══ Records for processing ══

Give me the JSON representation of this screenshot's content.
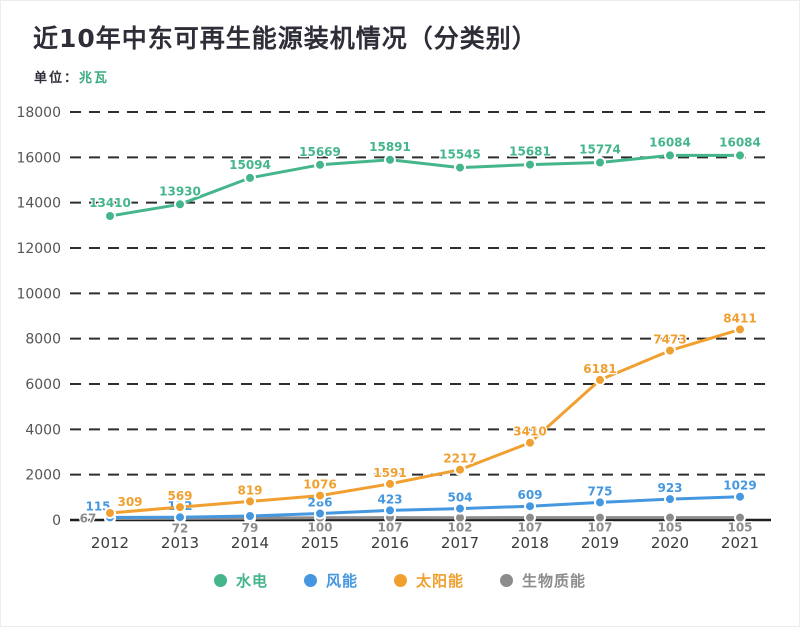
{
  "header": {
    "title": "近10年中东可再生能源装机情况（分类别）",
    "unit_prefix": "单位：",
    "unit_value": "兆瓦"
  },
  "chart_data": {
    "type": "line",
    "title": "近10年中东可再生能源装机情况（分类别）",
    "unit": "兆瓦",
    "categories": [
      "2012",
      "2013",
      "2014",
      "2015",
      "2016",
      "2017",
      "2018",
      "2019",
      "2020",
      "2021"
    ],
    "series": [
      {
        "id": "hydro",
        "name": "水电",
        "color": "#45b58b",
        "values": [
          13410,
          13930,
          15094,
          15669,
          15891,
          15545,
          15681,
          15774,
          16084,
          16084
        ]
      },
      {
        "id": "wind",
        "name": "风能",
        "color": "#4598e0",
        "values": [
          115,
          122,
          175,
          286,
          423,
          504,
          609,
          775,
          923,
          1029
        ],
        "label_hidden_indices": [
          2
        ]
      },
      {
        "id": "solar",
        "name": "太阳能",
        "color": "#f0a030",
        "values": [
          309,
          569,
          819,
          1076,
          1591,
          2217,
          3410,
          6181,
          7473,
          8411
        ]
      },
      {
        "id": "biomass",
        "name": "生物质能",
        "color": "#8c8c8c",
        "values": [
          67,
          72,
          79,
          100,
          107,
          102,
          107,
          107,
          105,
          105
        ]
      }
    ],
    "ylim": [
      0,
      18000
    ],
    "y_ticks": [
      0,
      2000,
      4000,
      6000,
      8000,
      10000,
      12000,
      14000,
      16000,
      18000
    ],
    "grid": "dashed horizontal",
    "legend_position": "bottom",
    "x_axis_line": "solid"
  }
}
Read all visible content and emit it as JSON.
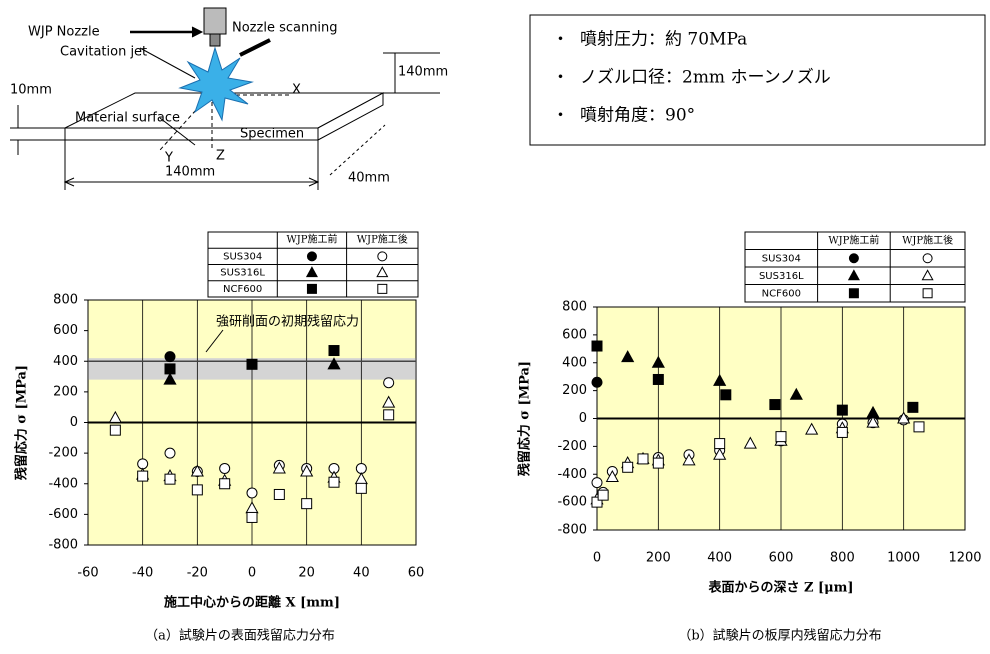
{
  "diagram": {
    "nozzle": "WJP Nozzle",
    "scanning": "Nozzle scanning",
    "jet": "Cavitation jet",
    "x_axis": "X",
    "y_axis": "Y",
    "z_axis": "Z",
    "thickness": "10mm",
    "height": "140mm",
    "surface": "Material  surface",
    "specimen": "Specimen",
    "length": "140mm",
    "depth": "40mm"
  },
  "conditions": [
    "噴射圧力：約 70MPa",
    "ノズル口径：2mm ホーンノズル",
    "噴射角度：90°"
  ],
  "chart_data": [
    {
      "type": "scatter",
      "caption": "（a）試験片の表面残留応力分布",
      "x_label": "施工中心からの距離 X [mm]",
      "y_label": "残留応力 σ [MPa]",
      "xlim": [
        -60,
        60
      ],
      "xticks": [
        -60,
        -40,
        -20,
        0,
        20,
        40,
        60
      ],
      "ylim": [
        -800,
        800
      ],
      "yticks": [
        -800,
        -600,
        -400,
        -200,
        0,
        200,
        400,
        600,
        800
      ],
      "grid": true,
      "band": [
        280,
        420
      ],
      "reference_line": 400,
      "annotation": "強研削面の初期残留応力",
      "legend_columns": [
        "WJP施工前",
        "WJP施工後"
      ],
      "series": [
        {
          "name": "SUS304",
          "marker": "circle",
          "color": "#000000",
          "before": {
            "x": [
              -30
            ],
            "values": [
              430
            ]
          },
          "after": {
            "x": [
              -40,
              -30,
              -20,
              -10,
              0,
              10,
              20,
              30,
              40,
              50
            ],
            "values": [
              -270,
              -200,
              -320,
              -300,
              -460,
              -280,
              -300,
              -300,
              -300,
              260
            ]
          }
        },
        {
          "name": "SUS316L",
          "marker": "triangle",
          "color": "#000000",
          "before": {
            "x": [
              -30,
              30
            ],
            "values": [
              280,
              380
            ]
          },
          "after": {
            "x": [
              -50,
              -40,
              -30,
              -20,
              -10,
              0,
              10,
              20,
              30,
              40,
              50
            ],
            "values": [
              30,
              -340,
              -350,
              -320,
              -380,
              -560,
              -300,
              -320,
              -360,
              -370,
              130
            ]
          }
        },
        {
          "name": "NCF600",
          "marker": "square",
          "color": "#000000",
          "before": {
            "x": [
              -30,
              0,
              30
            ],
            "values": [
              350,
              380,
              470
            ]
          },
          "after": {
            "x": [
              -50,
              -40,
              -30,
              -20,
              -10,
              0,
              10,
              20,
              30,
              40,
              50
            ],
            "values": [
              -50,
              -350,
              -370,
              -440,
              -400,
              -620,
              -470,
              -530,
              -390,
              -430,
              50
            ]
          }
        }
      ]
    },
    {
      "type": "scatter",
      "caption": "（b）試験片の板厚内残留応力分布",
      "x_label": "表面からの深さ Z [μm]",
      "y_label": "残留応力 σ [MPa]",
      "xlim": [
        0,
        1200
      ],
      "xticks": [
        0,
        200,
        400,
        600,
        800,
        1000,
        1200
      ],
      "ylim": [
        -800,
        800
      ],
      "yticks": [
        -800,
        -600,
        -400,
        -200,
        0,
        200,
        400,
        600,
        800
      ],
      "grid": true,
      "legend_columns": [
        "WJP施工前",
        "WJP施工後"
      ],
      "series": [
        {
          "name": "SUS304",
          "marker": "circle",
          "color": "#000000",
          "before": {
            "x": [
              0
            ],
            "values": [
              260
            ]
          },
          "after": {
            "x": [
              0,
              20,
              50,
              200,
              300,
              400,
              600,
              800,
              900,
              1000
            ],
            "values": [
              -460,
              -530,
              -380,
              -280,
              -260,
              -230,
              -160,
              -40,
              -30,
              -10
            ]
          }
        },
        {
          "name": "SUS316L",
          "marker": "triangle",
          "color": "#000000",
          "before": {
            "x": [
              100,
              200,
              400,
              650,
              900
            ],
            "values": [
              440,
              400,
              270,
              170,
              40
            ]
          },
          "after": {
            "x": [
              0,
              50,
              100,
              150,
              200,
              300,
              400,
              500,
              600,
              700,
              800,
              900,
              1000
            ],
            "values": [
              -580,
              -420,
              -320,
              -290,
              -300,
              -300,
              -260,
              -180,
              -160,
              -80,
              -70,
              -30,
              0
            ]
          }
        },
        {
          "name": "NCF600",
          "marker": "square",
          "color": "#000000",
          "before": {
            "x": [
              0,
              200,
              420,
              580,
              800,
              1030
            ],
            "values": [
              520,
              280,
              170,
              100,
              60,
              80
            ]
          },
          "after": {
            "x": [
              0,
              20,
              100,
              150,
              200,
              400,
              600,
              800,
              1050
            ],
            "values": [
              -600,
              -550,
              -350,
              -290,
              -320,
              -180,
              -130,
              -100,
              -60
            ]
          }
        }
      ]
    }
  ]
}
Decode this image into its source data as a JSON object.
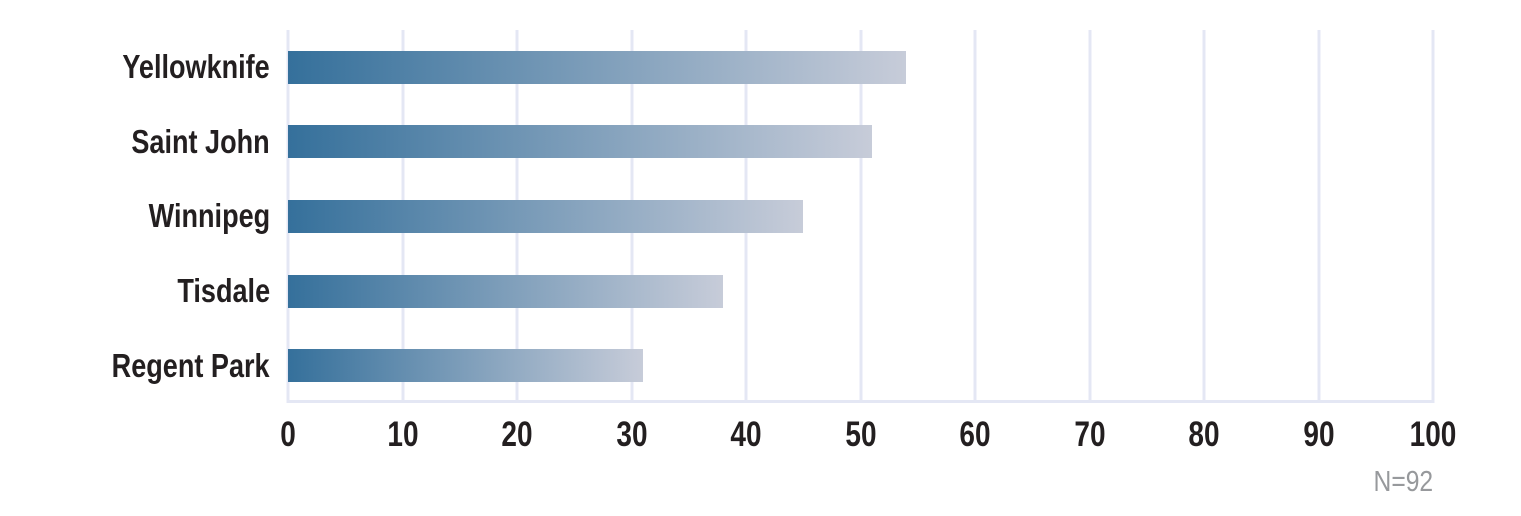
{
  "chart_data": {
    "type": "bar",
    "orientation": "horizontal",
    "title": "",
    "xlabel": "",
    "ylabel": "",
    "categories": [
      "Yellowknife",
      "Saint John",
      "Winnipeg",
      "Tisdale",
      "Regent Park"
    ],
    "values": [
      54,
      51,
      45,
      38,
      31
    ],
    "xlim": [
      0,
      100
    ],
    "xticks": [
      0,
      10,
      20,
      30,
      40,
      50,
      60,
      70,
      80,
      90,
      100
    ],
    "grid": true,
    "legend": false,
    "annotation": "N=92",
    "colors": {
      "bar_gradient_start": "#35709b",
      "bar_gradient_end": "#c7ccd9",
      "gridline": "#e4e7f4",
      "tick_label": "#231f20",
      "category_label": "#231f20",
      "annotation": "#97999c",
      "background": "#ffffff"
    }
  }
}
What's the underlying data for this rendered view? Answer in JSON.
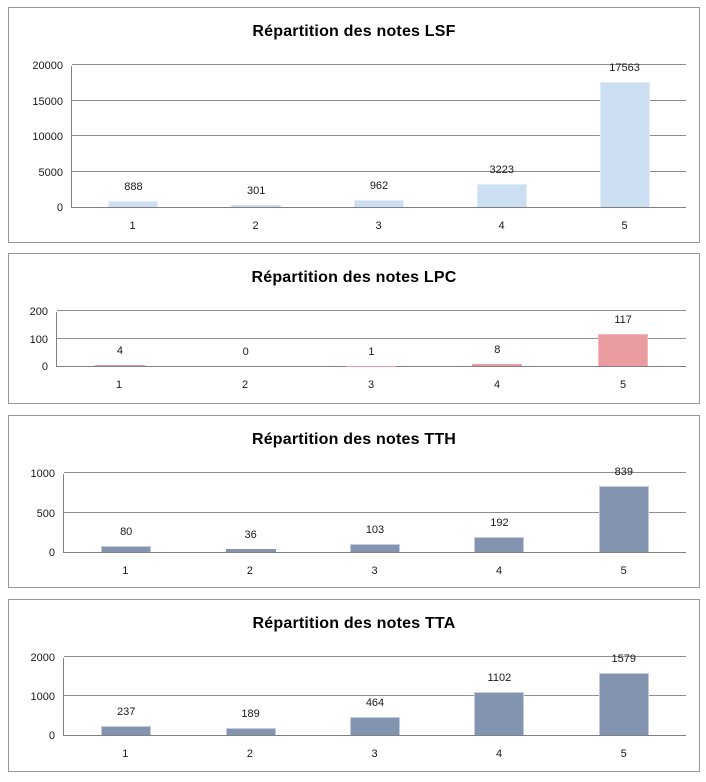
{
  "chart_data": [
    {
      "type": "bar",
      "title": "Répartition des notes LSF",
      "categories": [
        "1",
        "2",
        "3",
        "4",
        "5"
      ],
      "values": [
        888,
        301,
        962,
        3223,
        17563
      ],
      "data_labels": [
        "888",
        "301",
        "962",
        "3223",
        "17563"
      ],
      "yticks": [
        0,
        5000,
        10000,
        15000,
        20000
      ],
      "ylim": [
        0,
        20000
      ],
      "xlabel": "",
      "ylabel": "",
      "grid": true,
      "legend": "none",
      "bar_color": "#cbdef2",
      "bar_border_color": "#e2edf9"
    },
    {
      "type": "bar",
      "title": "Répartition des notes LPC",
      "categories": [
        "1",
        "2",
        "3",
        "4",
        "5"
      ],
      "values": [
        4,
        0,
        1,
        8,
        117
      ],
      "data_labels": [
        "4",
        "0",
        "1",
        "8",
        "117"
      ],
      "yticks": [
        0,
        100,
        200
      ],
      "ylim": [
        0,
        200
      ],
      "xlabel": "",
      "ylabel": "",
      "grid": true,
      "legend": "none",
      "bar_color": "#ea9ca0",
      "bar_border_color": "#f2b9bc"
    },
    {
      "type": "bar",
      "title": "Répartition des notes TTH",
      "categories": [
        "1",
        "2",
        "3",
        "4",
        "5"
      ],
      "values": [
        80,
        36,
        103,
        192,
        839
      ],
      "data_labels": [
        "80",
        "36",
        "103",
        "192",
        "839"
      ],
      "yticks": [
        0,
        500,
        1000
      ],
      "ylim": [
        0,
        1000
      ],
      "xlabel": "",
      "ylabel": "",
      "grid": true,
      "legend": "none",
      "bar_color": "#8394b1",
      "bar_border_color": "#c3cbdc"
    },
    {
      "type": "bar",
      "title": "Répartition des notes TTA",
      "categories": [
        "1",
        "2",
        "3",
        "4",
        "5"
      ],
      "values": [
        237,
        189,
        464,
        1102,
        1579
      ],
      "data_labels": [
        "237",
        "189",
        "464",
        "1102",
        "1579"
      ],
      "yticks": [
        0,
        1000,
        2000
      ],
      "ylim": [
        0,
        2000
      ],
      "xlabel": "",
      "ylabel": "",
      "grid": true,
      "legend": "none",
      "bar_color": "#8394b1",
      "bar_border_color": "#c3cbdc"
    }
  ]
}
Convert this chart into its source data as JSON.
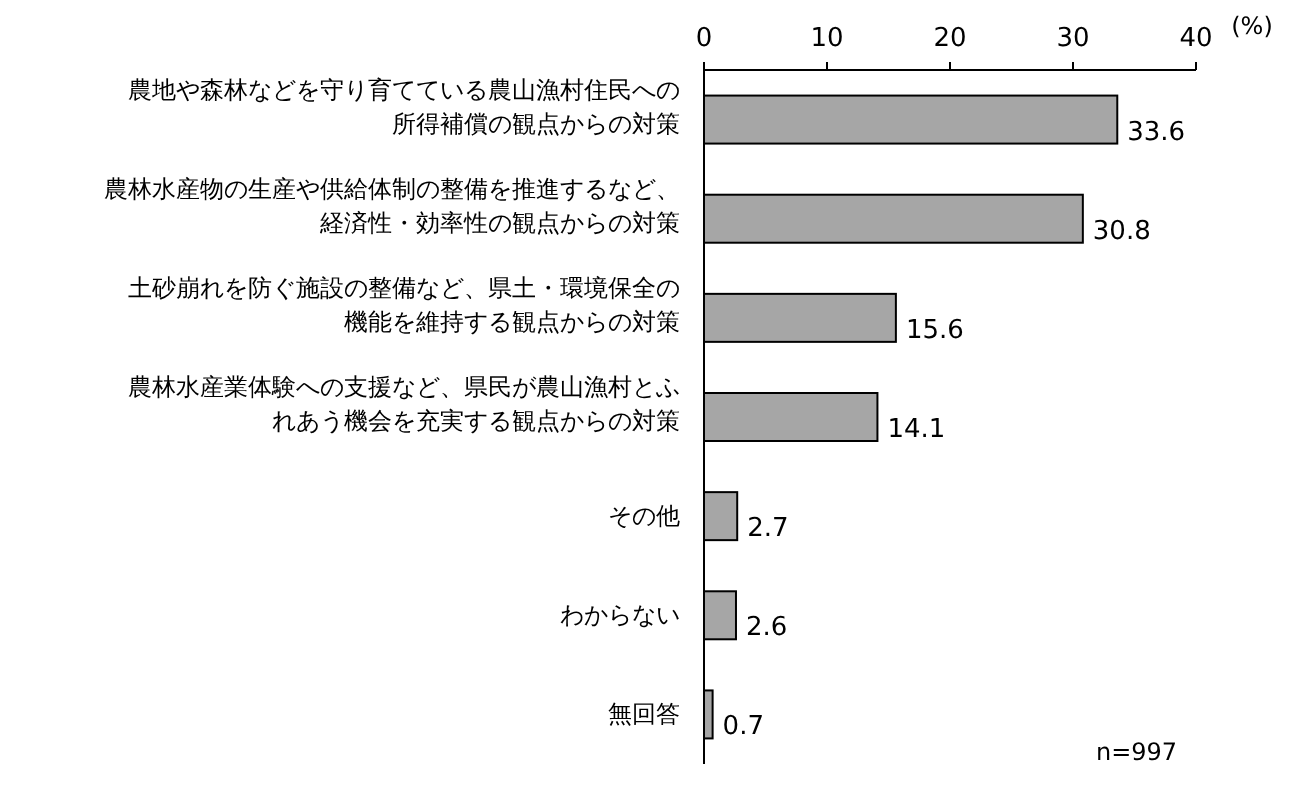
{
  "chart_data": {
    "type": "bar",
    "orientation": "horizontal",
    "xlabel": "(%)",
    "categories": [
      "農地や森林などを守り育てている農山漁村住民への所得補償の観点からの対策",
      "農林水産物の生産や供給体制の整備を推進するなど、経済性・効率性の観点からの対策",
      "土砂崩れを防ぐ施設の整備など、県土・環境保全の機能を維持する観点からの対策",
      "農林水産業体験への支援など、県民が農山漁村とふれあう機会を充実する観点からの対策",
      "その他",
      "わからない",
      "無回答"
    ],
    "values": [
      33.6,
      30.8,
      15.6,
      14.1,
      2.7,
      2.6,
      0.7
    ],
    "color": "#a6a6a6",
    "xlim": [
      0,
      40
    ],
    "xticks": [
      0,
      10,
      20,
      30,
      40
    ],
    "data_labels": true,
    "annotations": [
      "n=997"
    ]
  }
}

═══

Among the lines above, determine how many hold the word "into"; report the figure alone.

2